* **Exercise requirements**: An exact reproduction of the records is required, with all images left out.

═══ Exercise inputs ═══

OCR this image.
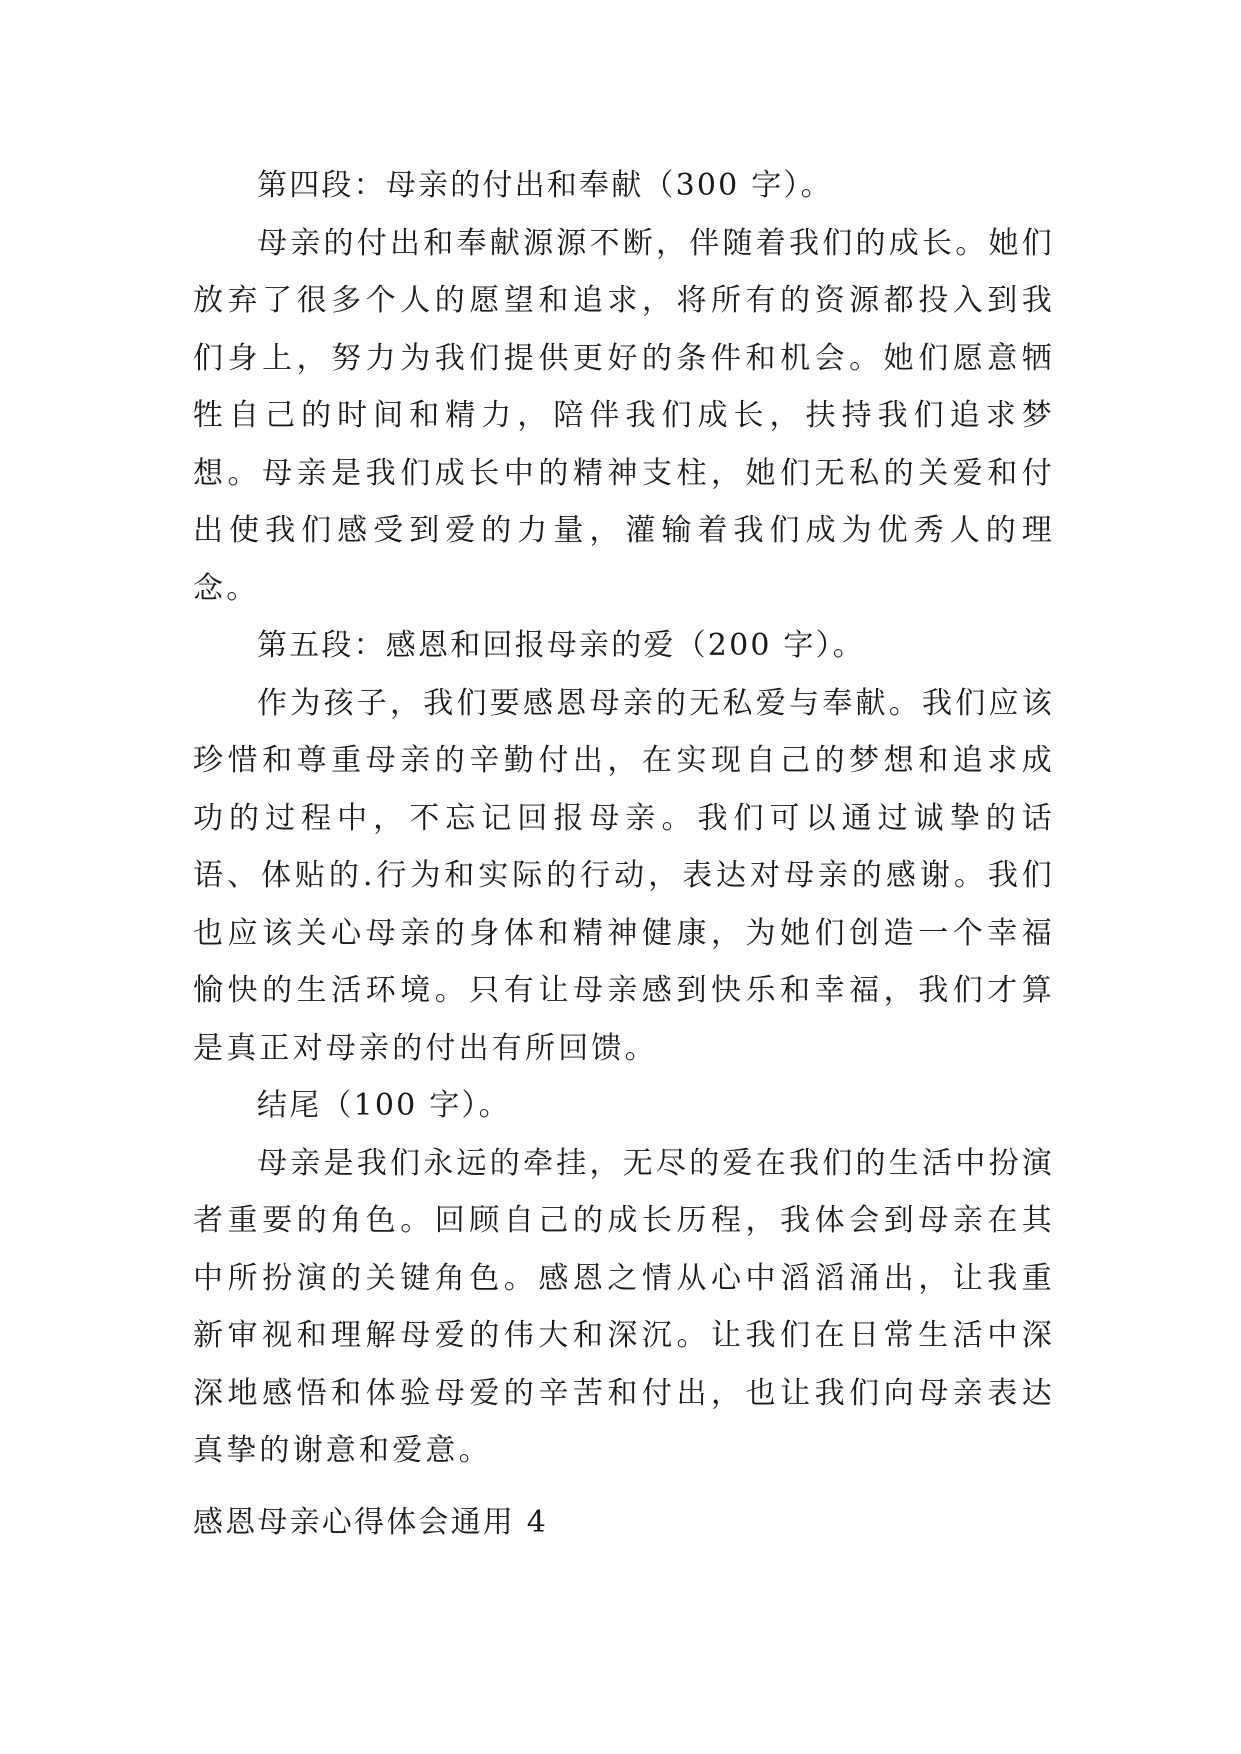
第四段：母亲的付出和奉献（300 字）。

母亲的付出和奉献源源不断，伴随着我们的成长。她们放弃了很多个人的愿望和追求，将所有的资源都投入到我们身上，努力为我们提供更好的条件和机会。她们愿意牺牲自己的时间和精力，陪伴我们成长，扶持我们追求梦想。母亲是我们成长中的精神支柱，她们无私的关爱和付出使我们感受到爱的力量，灌输着我们成为优秀人的理念。

第五段：感恩和回报母亲的爱（200 字）。

作为孩子，我们要感恩母亲的无私爱与奉献。我们应该珍惜和尊重母亲的辛勤付出，在实现自己的梦想和追求成功的过程中，不忘记回报母亲。我们可以通过诚挚的话语、体贴的.行为和实际的行动，表达对母亲的感谢。我们也应该关心母亲的身体和精神健康，为她们创造一个幸福愉快的生活环境。只有让母亲感到快乐和幸福，我们才算是真正对母亲的付出有所回馈。

结尾（100 字）。

母亲是我们永远的牵挂，无尽的爱在我们的生活中扮演者重要的角色。回顾自己的成长历程，我体会到母亲在其中所扮演的关键角色。感恩之情从心中滔滔涌出，让我重新审视和理解母爱的伟大和深沉。让我们在日常生活中深深地感悟和体验母爱的辛苦和付出，也让我们向母亲表达真挚的谢意和爱意。

感恩母亲心得体会通用 4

═══

* **Completed task**:
OCR this image.
第四段：母亲的付出和奉献（300 字）。

母亲的付出和奉献源源不断，伴随着我们的成长。她们放弃了很多个人的愿望和追求，将所有的资源都投入到我们身上，努力为我们提供更好的条件和机会。她们愿意牺牲自己的时间和精力，陪伴我们成长，扶持我们追求梦想。母亲是我们成长中的精神支柱，她们无私的关爱和付出使我们感受到爱的力量，灌输着我们成为优秀人的理念。

第五段：感恩和回报母亲的爱（200 字）。

作为孩子，我们要感恩母亲的无私爱与奉献。我们应该珍惜和尊重母亲的辛勤付出，在实现自己的梦想和追求成功的过程中，不忘记回报母亲。我们可以通过诚挚的话语、体贴的.行为和实际的行动，表达对母亲的感谢。我们也应该关心母亲的身体和精神健康，为她们创造一个幸福愉快的生活环境。只有让母亲感到快乐和幸福，我们才算是真正对母亲的付出有所回馈。

结尾（100 字）。

母亲是我们永远的牵挂，无尽的爱在我们的生活中扮演者重要的角色。回顾自己的成长历程，我体会到母亲在其中所扮演的关键角色。感恩之情从心中滔滔涌出，让我重新审视和理解母爱的伟大和深沉。让我们在日常生活中深深地感悟和体验母爱的辛苦和付出，也让我们向母亲表达真挚的谢意和爱意。

感恩母亲心得体会通用 4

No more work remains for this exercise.